■ **What you are asked to do**
Find every line containing the word "this" and report the count, nothing more.

(Dataset rows about figures)
= = = =

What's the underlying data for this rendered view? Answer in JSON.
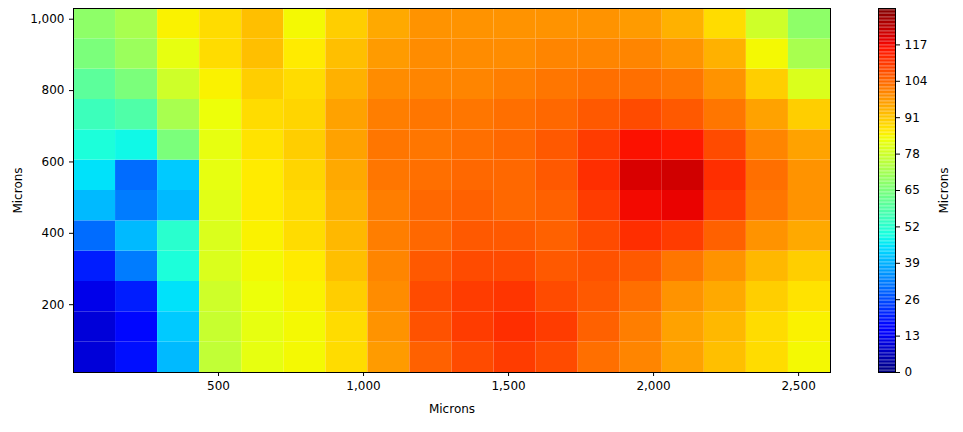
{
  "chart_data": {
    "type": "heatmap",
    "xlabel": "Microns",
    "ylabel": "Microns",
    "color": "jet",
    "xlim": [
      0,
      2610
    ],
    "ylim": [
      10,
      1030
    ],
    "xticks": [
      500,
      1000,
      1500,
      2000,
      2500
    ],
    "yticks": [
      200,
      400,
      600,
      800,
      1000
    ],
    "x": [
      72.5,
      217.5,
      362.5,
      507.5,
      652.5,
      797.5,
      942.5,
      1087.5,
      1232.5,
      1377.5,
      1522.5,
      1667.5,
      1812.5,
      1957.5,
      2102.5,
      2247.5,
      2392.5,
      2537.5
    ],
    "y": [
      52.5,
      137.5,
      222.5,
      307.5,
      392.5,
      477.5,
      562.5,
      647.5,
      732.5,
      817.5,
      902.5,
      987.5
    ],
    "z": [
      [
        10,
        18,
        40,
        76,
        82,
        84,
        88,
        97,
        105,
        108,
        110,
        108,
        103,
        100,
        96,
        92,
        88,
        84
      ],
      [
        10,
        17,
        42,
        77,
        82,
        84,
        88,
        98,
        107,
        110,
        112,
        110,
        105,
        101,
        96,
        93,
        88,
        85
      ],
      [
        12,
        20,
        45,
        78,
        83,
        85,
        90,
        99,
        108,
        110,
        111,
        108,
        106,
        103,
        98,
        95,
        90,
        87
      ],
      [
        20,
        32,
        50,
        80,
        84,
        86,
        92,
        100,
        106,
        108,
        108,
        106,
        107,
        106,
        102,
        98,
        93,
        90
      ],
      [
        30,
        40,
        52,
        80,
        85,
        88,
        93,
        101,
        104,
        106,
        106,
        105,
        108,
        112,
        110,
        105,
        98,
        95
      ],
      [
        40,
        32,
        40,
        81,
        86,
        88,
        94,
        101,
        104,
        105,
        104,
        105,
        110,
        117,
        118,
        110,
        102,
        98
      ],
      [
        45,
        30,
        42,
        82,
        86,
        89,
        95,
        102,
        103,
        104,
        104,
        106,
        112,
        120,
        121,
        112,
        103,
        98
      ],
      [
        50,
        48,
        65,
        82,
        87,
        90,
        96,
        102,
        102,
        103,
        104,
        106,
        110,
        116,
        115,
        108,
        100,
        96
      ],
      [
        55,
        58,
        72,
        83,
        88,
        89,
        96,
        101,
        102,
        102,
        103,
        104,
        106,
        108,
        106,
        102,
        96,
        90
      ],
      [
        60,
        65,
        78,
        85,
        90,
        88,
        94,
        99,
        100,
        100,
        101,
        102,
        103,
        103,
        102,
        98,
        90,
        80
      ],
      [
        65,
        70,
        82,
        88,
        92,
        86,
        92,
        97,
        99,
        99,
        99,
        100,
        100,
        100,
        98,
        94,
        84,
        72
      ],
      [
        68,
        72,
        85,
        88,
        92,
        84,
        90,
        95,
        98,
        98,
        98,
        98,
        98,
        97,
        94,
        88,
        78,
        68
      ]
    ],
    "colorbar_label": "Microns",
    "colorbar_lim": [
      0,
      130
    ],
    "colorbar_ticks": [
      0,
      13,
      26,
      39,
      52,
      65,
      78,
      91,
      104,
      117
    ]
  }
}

= = = =

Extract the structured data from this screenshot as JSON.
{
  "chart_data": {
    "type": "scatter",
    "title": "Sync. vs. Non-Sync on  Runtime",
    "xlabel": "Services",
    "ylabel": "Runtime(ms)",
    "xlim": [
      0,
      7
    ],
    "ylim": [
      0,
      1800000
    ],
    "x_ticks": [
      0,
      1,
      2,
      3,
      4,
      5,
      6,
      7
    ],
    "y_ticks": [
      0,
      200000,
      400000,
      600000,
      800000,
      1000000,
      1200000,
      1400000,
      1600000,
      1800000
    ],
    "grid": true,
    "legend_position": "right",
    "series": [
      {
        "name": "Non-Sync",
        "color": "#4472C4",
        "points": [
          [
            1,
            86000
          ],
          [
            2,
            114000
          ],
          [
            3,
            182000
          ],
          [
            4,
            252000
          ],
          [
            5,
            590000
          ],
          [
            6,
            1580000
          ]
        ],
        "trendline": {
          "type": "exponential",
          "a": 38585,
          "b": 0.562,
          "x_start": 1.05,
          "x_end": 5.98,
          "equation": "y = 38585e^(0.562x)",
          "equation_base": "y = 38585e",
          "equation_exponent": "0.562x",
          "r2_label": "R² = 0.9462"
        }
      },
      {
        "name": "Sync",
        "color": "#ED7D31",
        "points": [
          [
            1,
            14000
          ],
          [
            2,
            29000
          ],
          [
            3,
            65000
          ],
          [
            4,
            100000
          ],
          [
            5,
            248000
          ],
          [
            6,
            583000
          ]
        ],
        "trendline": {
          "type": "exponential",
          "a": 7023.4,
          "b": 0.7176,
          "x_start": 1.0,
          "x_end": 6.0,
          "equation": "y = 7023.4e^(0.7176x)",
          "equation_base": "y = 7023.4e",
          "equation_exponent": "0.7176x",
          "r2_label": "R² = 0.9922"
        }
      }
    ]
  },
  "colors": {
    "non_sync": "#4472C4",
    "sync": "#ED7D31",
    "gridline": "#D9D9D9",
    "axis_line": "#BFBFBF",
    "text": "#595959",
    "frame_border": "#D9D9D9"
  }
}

= = = =

■ **Correct output**
2